Objective
Output all records precisely as written.

Data entries:
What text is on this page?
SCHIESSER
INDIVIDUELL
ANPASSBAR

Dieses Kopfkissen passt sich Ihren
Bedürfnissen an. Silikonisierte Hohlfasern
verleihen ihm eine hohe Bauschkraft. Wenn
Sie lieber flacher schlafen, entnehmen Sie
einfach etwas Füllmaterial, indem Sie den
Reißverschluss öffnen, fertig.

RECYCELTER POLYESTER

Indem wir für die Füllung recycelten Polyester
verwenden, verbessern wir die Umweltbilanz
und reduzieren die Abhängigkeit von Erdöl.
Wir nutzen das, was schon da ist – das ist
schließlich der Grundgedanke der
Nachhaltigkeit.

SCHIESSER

Problem solution
What text is on this page?
SCHIESSER
INDIVIDUELL
ANPASSBAR

Dieses Kopfkissen passt sich Ihren
Bedürfnissen an. Silikonisierte Hohlfasern
verleihen ihm eine hohe Bauschkraft. Wenn
Sie lieber flacher schlafen, entnehmen Sie
einfach etwas Füllmaterial, indem Sie den
Reißverschluss öffnen, fertig.

RECYCELTER POLYESTER

Indem wir für die Füllung recycelten Polyester
verwenden, verbessern wir die Umweltbilanz
und reduzieren die Abhängigkeit von Erdöl.
Wir nutzen das, was schon da ist – das ist
schließlich der Grundgedanke der
Nachhaltigkeit.

SCHIESSER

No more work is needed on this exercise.